Start of RECORDS TO PROCESS
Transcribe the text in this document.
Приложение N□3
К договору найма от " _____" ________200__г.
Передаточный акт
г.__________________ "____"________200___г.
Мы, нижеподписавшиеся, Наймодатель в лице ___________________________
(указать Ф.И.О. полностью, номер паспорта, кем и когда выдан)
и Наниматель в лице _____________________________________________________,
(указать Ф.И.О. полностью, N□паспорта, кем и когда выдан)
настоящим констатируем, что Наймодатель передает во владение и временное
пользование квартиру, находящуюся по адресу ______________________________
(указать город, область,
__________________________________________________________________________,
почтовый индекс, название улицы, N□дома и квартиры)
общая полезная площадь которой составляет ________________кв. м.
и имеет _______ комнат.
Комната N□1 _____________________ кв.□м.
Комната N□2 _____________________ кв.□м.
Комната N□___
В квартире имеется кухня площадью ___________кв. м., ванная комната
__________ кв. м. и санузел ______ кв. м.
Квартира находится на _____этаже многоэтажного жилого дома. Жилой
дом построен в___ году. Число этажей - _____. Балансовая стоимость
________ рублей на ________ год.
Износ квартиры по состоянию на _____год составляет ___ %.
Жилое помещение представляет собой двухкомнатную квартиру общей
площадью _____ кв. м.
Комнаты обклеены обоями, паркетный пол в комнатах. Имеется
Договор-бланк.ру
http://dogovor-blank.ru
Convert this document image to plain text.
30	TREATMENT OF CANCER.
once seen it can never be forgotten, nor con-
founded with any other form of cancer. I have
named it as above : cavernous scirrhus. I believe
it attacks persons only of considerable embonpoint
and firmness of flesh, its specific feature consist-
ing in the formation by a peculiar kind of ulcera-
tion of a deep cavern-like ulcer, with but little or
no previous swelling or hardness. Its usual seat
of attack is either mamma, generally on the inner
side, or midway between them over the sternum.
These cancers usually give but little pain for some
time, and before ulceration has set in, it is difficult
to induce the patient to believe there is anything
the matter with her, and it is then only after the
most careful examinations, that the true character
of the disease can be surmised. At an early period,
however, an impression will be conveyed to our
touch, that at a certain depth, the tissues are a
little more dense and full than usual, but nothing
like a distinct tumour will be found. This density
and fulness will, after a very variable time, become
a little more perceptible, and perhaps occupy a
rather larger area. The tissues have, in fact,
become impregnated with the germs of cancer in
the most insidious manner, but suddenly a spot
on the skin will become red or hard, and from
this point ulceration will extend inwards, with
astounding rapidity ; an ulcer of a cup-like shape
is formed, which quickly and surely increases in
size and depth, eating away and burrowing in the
End of RECORDS TO PROCESS
Every entry needs to be retyped exactly.

Transcribe the text in this document.
Приложение N□3
К договору найма от " _____" ________200__г.
Передаточный акт
г.__________________ "____"________200___г.
Мы, нижеподписавшиеся, Наймодатель в лице ___________________________
(указать Ф.И.О. полностью, номер паспорта, кем и когда выдан)
и Наниматель в лице _____________________________________________________,
(указать Ф.И.О. полностью, N□паспорта, кем и когда выдан)
настоящим констатируем, что Наймодатель передает во владение и временное
пользование квартиру, находящуюся по адресу ______________________________
(указать город, область,
__________________________________________________________________________,
почтовый индекс, название улицы, N□дома и квартиры)
общая полезная площадь которой составляет ________________кв. м.
и имеет _______ комнат.
Комната N□1 _____________________ кв.□м.
Комната N□2 _____________________ кв.□м.
Комната N□___
В квартире имеется кухня площадью ___________кв. м., ванная комната
__________ кв. м. и санузел ______ кв. м.
Квартира находится на _____этаже многоэтажного жилого дома. Жилой
дом построен в___ году. Число этажей - _____. Балансовая стоимость
________ рублей на ________ год.
Износ квартиры по состоянию на _____год составляет ___ %.
Жилое помещение представляет собой двухкомнатную квартиру общей
площадью _____ кв. м.
Комнаты обклеены обоями, паркетный пол в комнатах. Имеется
Договор-бланк.ру
http://dogovor-blank.ru
Convert this document image to plain text.
30	TREATMENT OF CANCER.
once seen it can never be forgotten, nor con-
founded with any other form of cancer. I have
named it as above : cavernous scirrhus. I believe
it attacks persons only of considerable embonpoint
and firmness of flesh, its specific feature consist-
ing in the formation by a peculiar kind of ulcera-
tion of a deep cavern-like ulcer, with but little or
no previous swelling or hardness. Its usual seat
of attack is either mamma, generally on the inner
side, or midway between them over the sternum.
These cancers usually give but little pain for some
time, and before ulceration has set in, it is difficult
to induce the patient to believe there is anything
the matter with her, and it is then only after the
most careful examinations, that the true character
of the disease can be surmised. At an early period,
however, an impression will be conveyed to our
touch, that at a certain depth, the tissues are a
little more dense and full than usual, but nothing
like a distinct tumour will be found. This density
and fulness will, after a very variable time, become
a little more perceptible, and perhaps occupy a
rather larger area. The tissues have, in fact,
become impregnated with the germs of cancer in
the most insidious manner, but suddenly a spot
on the skin will become red or hard, and from
this point ulceration will extend inwards, with
astounding rapidity ; an ulcer of a cup-like shape
is formed, which quickly and surely increases in
size and depth, eating away and burrowing in the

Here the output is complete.